**TASK**.
Records follow. Pull out every line that contains "jest".

**SUPPLIED MATERIAL**.
— begin —

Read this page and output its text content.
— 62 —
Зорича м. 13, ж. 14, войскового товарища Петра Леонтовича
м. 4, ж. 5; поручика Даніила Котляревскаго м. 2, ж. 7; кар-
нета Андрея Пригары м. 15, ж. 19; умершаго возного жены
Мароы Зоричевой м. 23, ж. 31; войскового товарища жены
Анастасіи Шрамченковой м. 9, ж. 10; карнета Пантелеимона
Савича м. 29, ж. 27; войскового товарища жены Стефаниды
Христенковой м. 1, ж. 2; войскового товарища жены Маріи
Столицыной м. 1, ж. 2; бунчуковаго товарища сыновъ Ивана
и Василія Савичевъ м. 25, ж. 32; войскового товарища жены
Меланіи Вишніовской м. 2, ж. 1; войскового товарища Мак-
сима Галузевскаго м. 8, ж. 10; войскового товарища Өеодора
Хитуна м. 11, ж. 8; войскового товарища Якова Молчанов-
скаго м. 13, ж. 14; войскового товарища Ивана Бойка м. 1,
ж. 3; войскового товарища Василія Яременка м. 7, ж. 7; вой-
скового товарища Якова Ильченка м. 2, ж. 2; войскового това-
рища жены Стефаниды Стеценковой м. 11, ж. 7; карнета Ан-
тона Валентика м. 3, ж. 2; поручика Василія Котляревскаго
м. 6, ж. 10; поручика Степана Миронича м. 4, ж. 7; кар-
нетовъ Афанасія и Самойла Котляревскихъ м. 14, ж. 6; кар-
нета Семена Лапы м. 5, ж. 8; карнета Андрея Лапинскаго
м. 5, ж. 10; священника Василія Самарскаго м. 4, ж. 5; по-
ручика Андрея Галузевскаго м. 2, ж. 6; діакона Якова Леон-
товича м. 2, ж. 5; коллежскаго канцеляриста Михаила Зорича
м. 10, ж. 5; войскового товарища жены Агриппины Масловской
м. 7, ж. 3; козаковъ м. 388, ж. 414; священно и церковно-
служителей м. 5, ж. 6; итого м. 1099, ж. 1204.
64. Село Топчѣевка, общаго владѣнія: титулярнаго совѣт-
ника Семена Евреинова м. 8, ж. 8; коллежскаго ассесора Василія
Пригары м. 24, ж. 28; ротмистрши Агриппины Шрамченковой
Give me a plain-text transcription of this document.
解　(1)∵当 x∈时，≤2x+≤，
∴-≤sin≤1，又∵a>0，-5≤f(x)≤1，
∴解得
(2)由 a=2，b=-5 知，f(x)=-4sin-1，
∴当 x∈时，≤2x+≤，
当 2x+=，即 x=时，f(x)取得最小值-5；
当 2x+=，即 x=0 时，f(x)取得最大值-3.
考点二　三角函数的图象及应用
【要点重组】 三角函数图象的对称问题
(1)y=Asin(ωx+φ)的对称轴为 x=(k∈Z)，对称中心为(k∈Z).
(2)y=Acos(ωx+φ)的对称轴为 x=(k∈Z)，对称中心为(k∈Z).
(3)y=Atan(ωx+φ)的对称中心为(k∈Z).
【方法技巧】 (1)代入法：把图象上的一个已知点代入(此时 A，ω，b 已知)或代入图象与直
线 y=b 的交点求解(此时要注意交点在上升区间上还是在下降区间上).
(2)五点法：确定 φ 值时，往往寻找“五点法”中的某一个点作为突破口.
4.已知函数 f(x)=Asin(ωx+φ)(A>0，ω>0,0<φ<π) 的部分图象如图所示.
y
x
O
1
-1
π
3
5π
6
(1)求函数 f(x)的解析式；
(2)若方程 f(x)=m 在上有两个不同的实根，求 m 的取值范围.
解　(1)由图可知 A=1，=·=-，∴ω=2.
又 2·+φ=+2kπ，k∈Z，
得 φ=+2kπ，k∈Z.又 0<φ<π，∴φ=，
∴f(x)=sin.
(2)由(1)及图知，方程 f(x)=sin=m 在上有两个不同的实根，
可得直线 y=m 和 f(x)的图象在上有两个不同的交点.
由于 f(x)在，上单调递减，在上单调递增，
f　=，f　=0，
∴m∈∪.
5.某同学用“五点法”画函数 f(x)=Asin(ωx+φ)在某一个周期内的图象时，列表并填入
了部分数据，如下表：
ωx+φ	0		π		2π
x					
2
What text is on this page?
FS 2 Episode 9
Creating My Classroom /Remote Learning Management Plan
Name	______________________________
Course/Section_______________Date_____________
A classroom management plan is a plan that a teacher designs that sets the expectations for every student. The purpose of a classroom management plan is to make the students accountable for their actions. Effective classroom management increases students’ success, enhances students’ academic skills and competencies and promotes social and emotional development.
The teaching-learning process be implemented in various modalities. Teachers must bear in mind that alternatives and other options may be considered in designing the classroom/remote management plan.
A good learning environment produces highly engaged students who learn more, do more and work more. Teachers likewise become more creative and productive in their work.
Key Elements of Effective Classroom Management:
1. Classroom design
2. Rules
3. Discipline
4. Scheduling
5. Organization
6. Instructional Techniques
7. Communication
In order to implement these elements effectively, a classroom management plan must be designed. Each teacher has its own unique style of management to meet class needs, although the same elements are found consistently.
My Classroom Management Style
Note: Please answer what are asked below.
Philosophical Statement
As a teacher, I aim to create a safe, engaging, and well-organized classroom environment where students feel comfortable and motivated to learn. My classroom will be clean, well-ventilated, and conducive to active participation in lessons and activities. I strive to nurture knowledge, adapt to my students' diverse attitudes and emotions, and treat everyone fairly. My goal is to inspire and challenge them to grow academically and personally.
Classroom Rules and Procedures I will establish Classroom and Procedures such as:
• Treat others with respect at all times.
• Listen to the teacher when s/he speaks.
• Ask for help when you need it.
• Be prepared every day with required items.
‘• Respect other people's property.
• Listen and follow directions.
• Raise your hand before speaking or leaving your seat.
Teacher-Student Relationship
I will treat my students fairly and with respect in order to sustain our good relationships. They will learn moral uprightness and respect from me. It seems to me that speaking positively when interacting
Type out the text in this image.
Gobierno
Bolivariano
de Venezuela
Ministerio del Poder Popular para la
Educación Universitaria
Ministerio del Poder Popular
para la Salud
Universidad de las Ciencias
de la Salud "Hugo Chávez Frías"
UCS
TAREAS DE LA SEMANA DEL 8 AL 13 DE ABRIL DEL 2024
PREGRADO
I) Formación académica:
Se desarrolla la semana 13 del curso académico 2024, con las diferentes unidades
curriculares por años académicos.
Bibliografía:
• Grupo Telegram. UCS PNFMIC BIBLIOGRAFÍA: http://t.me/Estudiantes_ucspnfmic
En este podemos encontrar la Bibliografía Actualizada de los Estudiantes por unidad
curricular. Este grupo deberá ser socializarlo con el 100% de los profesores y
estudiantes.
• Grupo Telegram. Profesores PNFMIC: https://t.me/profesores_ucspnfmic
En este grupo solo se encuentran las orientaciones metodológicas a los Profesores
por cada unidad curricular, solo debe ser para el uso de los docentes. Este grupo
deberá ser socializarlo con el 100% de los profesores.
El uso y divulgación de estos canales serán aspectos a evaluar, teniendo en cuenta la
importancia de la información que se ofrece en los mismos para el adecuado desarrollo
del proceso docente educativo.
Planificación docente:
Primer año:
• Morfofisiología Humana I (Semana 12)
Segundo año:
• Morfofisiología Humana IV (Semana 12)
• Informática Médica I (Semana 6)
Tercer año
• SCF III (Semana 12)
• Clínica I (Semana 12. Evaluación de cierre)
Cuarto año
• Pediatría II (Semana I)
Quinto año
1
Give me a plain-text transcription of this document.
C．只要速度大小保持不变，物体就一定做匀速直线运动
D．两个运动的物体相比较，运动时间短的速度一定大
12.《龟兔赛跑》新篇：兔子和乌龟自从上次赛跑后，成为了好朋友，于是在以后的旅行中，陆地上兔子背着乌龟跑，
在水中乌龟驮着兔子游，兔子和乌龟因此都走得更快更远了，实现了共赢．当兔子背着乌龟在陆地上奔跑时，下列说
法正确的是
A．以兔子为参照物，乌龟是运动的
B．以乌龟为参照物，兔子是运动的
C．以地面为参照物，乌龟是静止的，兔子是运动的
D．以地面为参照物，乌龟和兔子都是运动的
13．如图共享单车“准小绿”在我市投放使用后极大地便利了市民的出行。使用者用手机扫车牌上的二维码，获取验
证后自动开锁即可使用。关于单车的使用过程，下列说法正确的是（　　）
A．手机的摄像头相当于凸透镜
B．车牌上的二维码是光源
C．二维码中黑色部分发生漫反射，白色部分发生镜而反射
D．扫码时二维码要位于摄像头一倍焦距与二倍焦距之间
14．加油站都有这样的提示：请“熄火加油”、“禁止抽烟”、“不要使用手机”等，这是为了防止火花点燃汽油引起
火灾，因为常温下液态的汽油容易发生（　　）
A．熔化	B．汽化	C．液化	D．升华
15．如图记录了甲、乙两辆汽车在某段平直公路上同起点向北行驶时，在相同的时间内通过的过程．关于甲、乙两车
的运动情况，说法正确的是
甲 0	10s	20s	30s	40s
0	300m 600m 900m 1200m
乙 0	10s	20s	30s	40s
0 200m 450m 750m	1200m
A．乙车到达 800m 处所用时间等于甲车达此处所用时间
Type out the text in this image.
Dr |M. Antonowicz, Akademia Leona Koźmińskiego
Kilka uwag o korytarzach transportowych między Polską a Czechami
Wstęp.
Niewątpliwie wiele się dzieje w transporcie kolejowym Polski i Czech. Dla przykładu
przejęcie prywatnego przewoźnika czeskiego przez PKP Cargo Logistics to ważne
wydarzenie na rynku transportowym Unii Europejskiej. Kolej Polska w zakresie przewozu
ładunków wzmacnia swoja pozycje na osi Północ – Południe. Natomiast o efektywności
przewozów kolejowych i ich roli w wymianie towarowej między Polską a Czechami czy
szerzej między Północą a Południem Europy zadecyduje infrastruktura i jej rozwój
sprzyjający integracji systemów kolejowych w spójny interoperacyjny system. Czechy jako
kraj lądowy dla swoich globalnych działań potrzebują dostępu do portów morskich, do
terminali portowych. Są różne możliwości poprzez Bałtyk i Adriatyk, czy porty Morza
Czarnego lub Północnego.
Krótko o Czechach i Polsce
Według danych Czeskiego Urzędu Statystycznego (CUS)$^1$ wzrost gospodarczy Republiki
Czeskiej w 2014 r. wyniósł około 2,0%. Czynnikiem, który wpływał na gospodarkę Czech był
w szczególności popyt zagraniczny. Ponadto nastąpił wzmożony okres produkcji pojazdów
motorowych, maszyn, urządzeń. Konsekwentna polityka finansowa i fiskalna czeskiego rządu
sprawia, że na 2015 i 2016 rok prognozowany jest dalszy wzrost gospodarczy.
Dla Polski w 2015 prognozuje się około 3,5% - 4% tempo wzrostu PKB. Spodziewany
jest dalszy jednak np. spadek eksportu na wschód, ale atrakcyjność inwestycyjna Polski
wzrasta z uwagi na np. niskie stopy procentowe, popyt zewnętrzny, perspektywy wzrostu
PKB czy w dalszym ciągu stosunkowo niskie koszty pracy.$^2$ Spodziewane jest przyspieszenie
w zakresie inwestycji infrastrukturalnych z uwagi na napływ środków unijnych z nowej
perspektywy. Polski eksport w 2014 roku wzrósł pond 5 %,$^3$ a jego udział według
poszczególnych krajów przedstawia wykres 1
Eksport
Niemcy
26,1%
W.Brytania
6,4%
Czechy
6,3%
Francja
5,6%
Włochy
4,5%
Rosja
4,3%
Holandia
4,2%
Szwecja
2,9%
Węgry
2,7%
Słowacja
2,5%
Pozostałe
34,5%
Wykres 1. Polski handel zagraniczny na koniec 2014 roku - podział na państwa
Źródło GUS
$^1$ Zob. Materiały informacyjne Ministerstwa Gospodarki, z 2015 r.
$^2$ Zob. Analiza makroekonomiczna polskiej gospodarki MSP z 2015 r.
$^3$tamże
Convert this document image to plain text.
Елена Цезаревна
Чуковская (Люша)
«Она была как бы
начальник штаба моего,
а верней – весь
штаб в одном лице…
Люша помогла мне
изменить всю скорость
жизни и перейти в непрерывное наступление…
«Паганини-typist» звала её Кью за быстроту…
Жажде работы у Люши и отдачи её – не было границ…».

— end —

**EXPECTED ANSWER**.
sprawia, że na 2015 i 2016 rok prognozowany jest dalszy wzrost gospodarczy.
jest dalszy jednak np. spadek eksportu na wschód, ale atrakcyjność inwestycyjna Polski
PKB czy w dalszym ciągu stosunkowo niskie koszty pracy.$^2$ Spodziewane jest przyspieszenie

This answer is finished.